- _WHAT YOU ARE ASKED TO DO_: All lines in the data bearing the string "proti" should be identified and copied.

----------------

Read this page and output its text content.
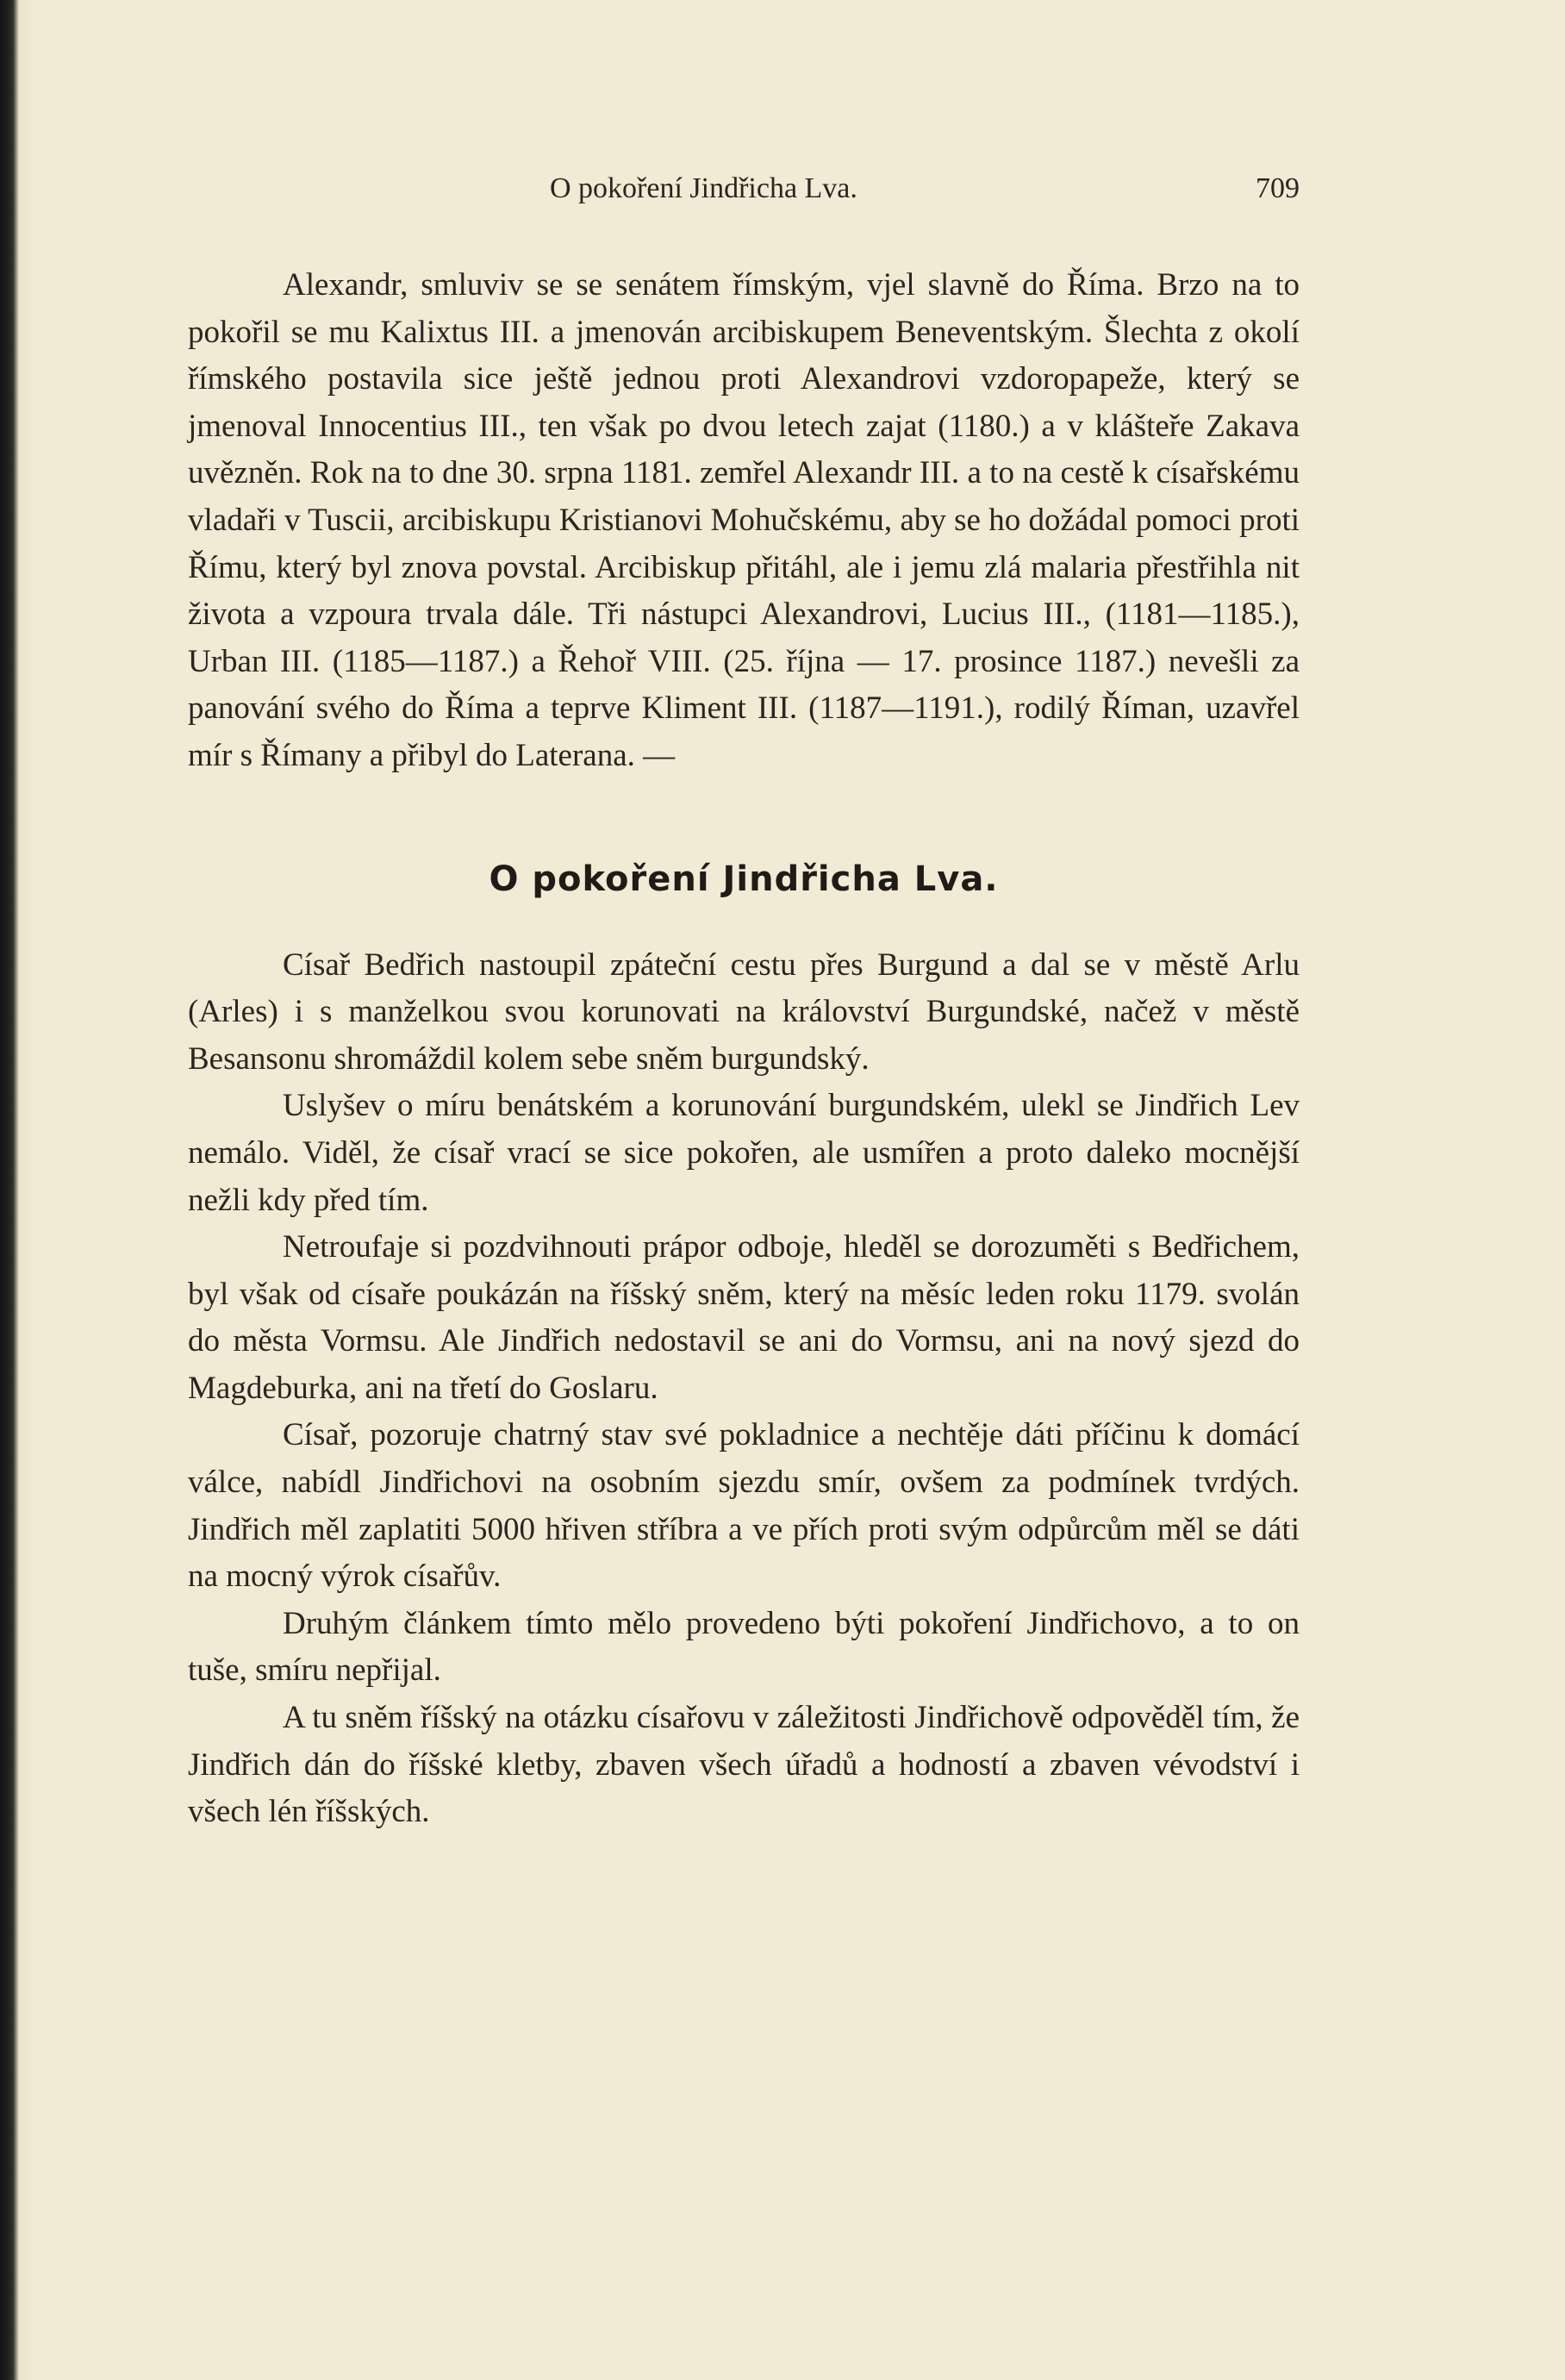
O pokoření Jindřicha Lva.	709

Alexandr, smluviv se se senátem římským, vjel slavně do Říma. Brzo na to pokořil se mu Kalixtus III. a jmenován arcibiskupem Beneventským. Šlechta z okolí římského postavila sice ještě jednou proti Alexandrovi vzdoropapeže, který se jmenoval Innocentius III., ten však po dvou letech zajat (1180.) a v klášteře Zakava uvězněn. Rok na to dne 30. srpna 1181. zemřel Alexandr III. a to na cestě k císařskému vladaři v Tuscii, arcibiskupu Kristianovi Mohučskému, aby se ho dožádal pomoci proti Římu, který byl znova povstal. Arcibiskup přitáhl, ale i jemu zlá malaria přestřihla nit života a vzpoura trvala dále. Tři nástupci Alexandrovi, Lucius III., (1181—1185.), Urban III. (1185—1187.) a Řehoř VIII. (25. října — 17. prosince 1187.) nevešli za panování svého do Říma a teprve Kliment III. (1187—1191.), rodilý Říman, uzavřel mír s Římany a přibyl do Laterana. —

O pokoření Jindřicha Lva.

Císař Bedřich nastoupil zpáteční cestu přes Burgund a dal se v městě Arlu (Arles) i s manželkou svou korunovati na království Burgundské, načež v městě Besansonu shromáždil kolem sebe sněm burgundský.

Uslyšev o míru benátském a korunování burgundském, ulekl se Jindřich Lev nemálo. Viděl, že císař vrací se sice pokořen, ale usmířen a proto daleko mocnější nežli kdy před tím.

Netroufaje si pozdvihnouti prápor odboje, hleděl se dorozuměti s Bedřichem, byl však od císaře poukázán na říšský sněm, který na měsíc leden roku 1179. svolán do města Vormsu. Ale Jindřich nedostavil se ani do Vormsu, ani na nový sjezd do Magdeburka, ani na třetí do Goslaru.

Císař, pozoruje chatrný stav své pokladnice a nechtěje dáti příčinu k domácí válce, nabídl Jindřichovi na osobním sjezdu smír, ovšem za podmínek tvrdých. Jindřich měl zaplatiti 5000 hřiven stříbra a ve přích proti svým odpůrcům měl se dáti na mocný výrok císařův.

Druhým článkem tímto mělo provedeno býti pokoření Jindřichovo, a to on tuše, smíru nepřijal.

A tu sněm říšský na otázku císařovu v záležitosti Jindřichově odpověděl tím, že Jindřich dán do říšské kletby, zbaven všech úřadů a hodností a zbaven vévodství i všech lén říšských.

----------------

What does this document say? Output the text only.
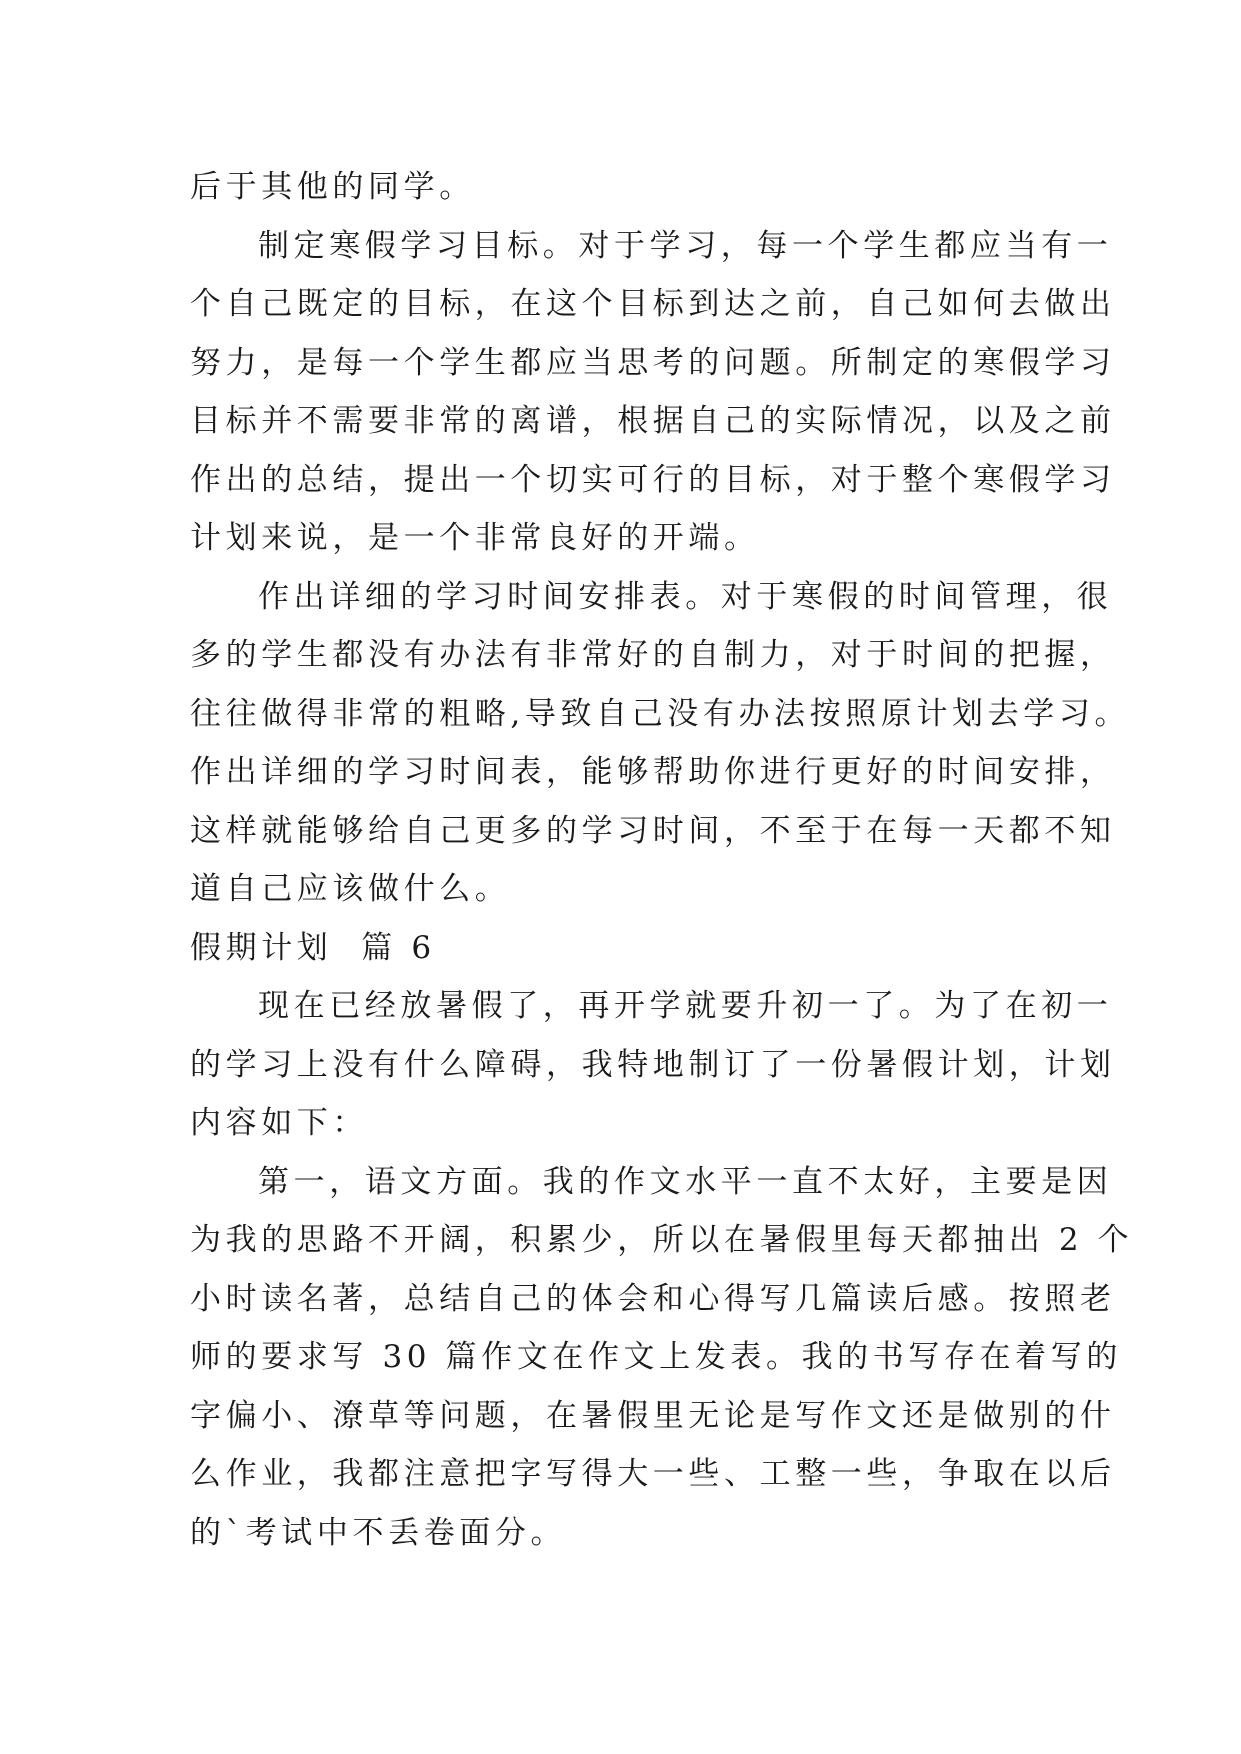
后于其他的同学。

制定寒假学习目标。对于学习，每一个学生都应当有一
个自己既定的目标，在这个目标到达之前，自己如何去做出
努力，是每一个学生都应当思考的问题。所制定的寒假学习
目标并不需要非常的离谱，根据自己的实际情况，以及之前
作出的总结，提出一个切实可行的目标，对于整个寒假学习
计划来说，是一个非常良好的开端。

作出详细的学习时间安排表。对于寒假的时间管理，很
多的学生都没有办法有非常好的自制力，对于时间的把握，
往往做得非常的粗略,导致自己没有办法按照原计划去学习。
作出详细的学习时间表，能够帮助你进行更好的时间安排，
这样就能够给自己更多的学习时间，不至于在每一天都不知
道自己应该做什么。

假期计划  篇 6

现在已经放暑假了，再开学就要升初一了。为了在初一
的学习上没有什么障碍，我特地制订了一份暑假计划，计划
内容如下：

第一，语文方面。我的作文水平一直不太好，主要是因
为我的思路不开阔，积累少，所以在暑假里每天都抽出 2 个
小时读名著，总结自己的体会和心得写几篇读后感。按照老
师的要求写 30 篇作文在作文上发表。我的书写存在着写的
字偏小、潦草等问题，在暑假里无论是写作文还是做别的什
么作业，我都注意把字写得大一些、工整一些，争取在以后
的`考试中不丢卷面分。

----------------

- _FINISHED EXERCISE_:
Alexandr, smluviv se se senátem římským, vjel slavně do Říma. Brzo na to pokořil se mu Kalixtus III. a jmenován arcibiskupem Beneventským. Šlechta z okolí římského postavila sice ještě jednou proti Alexandrovi vzdoropapeže, který se jmenoval Innocentius III., ten však po dvou letech zajat (1180.) a v klášteře Zakava uvězněn. Rok na to dne 30. srpna 1181. zemřel Alexandr III. a to na cestě k císařskému vladaři v Tuscii, arcibiskupu Kristianovi Mohučskému, aby se ho dožádal pomoci proti Římu, který byl znova povstal. Arcibiskup přitáhl, ale i jemu zlá malaria přestřihla nit života a vzpoura trvala dále. Tři nástupci Alexandrovi, Lucius III., (1181—1185.), Urban III. (1185—1187.) a Řehoř VIII. (25. října — 17. prosince 1187.) nevešli za panování svého do Říma a teprve Kliment III. (1187—1191.), rodilý Říman, uzavřel mír s Římany a přibyl do Laterana. —
Císař, pozoruje chatrný stav své pokladnice a nechtěje dáti příčinu k domácí válce, nabídl Jindřichovi na osobním sjezdu smír, ovšem za podmínek tvrdých. Jindřich měl zaplatiti 5000 hřiven stříbra a ve přích proti svým odpůrcům měl se dáti na mocný výrok císařův.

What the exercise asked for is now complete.